— Start of Material supplied —
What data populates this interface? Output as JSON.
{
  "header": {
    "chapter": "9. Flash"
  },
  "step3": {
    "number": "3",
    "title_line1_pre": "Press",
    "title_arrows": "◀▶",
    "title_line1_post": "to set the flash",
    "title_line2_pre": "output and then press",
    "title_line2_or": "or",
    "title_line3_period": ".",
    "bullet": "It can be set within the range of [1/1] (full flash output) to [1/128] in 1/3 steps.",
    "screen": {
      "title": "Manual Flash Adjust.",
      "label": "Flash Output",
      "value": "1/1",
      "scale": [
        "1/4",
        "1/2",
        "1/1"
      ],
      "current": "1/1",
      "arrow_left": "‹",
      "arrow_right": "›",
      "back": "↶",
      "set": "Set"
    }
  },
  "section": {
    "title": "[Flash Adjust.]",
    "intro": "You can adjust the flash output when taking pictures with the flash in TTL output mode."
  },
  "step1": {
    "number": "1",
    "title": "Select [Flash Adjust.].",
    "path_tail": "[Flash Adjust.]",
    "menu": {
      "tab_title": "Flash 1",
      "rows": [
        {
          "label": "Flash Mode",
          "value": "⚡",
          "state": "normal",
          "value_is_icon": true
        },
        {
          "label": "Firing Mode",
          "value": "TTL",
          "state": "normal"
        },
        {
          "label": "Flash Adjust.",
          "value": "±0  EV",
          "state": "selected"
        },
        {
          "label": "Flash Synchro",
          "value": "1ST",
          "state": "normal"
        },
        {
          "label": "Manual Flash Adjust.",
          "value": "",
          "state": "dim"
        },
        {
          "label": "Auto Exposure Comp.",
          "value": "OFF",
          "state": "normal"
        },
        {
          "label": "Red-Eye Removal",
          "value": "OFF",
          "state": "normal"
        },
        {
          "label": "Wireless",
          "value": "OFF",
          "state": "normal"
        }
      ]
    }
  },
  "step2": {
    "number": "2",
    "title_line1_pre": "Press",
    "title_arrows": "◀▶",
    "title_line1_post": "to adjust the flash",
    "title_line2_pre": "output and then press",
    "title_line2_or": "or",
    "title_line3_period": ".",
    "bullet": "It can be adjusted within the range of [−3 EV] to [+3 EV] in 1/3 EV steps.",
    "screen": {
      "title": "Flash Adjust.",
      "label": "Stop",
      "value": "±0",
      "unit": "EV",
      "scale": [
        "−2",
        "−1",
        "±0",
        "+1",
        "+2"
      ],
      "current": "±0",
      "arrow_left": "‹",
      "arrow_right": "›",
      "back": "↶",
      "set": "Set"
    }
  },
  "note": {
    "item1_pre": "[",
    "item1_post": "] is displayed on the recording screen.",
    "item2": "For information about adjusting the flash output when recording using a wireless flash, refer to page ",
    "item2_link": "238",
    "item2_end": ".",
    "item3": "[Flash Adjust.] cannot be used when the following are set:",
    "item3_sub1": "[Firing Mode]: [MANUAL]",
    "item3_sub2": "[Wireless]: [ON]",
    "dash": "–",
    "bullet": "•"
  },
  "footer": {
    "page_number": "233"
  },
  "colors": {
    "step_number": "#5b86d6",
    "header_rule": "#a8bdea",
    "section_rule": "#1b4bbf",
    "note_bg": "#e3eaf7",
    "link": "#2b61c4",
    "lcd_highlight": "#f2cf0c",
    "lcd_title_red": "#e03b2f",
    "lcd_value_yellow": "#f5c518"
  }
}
— End of Material supplied —
◆ **What you will do**: Send back all of the entries exactly, with nothing missing.

◆ **Task response**:
What data populates this interface? Output as JSON.
{
  "header": {
    "chapter": "9. Flash"
  },
  "step3": {
    "number": "3",
    "title_line1_pre": "Press",
    "title_arrows": "◀▶",
    "title_line1_post": "to set the flash",
    "title_line2_pre": "output and then press",
    "title_line2_or": "or",
    "title_line3_period": ".",
    "bullet": "It can be set within the range of [1/1] (full flash output) to [1/128] in 1/3 steps.",
    "screen": {
      "title": "Manual Flash Adjust.",
      "label": "Flash Output",
      "value": "1/1",
      "scale": [
        "1/4",
        "1/2",
        "1/1"
      ],
      "current": "1/1",
      "arrow_left": "‹",
      "arrow_right": "›",
      "back": "↶",
      "set": "Set"
    }
  },
  "section": {
    "title": "[Flash Adjust.]",
    "intro": "You can adjust the flash output when taking pictures with the flash in TTL output mode."
  },
  "step1": {
    "number": "1",
    "title": "Select [Flash Adjust.].",
    "path_tail": "[Flash Adjust.]",
    "menu": {
      "tab_title": "Flash 1",
      "rows": [
        {
          "label": "Flash Mode",
          "value": "⚡",
          "state": "normal",
          "value_is_icon": true
        },
        {
          "label": "Firing Mode",
          "value": "TTL",
          "state": "normal"
        },
        {
          "label": "Flash Adjust.",
          "value": "±0  EV",
          "state": "selected"
        },
        {
          "label": "Flash Synchro",
          "value": "1ST",
          "state": "normal"
        },
        {
          "label": "Manual Flash Adjust.",
          "value": "",
          "state": "dim"
        },
        {
          "label": "Auto Exposure Comp.",
          "value": "OFF",
          "state": "normal"
        },
        {
          "label": "Red-Eye Removal",
          "value": "OFF",
          "state": "normal"
        },
        {
          "label": "Wireless",
          "value": "OFF",
          "state": "normal"
        }
      ]
    }
  },
  "step2": {
    "number": "2",
    "title_line1_pre": "Press",
    "title_arrows": "◀▶",
    "title_line1_post": "to adjust the flash",
    "title_line2_pre": "output and then press",
    "title_line2_or": "or",
    "title_line3_period": ".",
    "bullet": "It can be adjusted within the range of [−3 EV] to [+3 EV] in 1/3 EV steps.",
    "screen": {
      "title": "Flash Adjust.",
      "label": "Stop",
      "value": "±0",
      "unit": "EV",
      "scale": [
        "−2",
        "−1",
        "±0",
        "+1",
        "+2"
      ],
      "current": "±0",
      "arrow_left": "‹",
      "arrow_right": "›",
      "back": "↶",
      "set": "Set"
    }
  },
  "note": {
    "item1_pre": "[",
    "item1_post": "] is displayed on the recording screen.",
    "item2": "For information about adjusting the flash output when recording using a wireless flash, refer to page ",
    "item2_link": "238",
    "item2_end": ".",
    "item3": "[Flash Adjust.] cannot be used when the following are set:",
    "item3_sub1": "[Firing Mode]: [MANUAL]",
    "item3_sub2": "[Wireless]: [ON]",
    "dash": "–",
    "bullet": "•"
  },
  "footer": {
    "page_number": "233"
  },
  "colors": {
    "step_number": "#5b86d6",
    "header_rule": "#a8bdea",
    "section_rule": "#1b4bbf",
    "note_bg": "#e3eaf7",
    "link": "#2b61c4",
    "lcd_highlight": "#f2cf0c",
    "lcd_title_red": "#e03b2f",
    "lcd_value_yellow": "#f5c518"
  }
}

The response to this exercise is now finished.